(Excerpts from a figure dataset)
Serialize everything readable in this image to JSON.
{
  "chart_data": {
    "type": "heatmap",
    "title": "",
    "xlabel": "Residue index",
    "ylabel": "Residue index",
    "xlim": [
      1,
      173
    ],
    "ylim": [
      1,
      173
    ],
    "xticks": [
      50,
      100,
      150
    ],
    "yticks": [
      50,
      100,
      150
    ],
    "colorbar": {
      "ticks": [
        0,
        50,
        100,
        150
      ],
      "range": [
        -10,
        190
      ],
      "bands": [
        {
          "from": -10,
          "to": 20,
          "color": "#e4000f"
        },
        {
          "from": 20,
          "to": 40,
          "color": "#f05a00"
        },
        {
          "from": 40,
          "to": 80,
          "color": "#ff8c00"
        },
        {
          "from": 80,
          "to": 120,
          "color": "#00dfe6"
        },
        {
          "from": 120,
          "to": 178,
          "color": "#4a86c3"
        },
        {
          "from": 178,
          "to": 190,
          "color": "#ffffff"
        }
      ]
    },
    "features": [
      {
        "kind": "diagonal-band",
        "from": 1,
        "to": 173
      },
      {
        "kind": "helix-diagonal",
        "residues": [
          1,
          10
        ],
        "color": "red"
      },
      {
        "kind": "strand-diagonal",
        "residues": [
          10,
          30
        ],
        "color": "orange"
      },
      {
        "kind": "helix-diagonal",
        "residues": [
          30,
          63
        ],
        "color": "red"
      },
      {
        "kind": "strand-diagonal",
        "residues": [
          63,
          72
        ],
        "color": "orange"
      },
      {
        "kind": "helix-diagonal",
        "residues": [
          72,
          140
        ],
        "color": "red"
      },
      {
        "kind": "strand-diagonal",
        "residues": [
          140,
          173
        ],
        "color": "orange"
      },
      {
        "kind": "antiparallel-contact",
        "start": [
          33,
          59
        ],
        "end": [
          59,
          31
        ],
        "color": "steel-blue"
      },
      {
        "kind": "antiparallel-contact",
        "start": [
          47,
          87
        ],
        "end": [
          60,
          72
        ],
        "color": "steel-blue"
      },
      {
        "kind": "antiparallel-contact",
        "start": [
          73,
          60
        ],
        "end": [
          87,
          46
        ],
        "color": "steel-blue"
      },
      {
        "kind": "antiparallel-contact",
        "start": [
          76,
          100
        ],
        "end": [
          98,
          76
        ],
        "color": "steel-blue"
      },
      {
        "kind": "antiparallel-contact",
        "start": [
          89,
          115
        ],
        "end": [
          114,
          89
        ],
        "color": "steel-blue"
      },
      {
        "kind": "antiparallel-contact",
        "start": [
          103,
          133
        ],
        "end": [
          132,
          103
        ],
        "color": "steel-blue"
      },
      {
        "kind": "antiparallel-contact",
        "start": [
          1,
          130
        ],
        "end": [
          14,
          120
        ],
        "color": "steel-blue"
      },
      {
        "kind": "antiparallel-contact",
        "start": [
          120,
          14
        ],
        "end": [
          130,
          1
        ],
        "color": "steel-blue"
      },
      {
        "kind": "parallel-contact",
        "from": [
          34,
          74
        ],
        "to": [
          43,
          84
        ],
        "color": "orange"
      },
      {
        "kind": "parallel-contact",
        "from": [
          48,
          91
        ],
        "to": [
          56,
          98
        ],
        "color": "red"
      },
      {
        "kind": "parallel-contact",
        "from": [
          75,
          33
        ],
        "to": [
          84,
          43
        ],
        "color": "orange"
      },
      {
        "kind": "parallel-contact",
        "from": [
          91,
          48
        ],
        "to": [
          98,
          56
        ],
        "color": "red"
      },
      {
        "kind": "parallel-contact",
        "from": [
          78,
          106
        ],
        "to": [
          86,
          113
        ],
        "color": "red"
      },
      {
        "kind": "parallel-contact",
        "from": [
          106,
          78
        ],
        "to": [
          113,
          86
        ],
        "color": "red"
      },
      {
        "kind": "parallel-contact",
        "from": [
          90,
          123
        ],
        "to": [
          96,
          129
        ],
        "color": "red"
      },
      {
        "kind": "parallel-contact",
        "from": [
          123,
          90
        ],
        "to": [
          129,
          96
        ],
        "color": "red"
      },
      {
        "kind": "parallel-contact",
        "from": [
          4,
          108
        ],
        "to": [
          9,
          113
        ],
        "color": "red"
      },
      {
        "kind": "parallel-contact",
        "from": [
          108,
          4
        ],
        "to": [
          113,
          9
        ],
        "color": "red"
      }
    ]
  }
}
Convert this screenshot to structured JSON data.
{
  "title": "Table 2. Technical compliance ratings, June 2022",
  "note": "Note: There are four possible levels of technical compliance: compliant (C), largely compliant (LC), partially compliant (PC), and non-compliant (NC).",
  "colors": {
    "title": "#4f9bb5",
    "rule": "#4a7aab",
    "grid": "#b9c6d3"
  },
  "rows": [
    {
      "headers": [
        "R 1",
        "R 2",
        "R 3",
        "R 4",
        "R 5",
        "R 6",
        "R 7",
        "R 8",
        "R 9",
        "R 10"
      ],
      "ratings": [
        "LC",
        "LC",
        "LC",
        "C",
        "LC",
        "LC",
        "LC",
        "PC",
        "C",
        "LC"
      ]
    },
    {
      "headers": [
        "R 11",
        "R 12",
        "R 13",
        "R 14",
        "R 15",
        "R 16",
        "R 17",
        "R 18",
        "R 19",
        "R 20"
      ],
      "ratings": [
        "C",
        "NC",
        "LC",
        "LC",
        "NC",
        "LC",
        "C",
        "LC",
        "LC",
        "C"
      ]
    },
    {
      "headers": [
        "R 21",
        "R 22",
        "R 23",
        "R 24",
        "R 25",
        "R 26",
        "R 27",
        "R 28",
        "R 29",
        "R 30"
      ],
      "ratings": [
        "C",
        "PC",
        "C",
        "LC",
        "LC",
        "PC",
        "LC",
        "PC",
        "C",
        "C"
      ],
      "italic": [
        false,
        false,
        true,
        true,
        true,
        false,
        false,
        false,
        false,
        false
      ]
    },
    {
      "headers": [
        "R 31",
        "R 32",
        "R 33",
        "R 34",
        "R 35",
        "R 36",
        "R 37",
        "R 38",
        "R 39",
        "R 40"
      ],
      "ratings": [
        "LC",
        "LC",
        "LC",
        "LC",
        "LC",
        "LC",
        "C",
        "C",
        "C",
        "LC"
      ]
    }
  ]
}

Problem:
Search the records above for the string "compliance". Copy every line that contains it.

Answer to this problem:
  "title": "Table 2. Technical compliance ratings, June 2022",
  "note": "Note: There are four possible levels of technical compliance: compliant (C), largely compliant (LC), partially compliant (PC), and non-compliant (NC).",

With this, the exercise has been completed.